___ Dataset entries ___
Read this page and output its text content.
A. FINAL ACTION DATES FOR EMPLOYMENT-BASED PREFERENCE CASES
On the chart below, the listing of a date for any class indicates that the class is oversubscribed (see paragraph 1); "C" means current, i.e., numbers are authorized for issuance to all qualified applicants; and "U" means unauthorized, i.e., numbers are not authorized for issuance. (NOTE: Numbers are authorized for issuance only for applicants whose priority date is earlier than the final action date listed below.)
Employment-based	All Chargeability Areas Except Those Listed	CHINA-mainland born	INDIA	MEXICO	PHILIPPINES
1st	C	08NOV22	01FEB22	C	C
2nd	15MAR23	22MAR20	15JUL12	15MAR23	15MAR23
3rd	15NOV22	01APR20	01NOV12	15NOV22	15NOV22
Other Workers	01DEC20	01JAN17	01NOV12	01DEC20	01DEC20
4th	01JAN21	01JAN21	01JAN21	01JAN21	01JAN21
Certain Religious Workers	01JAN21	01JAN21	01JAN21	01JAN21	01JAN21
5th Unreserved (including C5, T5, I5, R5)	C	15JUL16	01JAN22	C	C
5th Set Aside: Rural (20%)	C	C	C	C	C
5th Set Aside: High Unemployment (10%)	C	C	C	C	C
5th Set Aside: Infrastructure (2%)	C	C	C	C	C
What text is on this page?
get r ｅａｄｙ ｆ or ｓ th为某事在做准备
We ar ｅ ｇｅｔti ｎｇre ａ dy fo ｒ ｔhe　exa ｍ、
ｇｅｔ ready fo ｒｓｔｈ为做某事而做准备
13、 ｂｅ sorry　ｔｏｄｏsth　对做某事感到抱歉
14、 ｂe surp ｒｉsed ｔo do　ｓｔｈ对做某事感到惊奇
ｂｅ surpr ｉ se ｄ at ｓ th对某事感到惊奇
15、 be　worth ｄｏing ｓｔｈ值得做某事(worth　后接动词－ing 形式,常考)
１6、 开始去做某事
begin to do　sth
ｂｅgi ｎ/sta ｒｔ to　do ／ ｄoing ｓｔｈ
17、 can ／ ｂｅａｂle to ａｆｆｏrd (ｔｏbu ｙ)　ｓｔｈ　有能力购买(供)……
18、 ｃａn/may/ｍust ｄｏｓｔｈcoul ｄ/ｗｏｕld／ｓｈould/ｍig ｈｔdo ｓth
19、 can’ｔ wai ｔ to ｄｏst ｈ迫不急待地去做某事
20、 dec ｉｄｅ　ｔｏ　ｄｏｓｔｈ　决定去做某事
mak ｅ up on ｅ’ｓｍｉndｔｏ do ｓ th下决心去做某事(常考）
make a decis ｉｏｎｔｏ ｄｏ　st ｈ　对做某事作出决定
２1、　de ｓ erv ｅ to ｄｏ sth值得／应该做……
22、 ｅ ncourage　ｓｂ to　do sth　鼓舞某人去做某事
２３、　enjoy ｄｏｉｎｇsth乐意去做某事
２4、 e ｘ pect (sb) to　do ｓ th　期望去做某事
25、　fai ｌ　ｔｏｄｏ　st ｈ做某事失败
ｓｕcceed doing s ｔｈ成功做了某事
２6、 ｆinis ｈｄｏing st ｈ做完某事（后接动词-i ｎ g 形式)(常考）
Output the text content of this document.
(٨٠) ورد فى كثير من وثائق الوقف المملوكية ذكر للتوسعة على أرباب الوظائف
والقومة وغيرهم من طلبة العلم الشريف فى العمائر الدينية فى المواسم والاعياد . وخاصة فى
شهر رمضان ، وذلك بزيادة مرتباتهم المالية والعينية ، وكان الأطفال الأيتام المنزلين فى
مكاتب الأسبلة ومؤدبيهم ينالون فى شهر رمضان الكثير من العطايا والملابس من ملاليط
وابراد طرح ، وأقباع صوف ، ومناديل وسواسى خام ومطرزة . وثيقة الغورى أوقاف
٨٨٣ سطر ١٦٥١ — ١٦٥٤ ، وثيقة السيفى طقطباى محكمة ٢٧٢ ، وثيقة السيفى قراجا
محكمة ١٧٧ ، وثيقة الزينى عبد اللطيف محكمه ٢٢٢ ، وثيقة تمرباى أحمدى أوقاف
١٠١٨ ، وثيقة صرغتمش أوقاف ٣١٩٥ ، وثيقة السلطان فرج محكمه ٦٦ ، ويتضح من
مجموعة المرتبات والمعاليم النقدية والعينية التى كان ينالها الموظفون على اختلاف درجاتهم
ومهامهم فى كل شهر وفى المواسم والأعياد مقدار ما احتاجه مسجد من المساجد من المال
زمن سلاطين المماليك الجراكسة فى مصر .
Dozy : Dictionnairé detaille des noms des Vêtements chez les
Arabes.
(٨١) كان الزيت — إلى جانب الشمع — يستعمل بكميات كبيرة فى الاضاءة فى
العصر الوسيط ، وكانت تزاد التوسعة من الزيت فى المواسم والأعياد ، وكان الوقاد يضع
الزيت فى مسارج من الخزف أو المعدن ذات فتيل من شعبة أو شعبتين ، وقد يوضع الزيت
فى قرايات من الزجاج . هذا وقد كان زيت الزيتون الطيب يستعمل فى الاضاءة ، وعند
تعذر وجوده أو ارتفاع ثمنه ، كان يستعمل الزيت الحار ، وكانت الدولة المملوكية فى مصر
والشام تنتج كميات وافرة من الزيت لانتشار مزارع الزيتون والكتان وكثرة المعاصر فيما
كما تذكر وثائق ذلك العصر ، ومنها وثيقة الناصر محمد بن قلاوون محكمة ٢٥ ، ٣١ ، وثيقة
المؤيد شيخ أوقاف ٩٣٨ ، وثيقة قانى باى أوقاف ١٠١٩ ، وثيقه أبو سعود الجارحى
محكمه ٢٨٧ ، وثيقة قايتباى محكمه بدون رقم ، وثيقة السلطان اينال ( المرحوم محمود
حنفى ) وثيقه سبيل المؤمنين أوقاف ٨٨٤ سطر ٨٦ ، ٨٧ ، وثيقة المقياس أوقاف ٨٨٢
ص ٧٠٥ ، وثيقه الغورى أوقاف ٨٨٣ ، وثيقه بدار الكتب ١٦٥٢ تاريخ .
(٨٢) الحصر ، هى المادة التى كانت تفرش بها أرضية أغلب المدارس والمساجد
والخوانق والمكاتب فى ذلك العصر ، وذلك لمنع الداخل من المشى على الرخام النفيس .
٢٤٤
___
#### Exercise instructions:
From the listing above, copy every line that holds the string "this".

#### Response:
Read this page and output its text content.
What text is on this page?
Output the text content of this document.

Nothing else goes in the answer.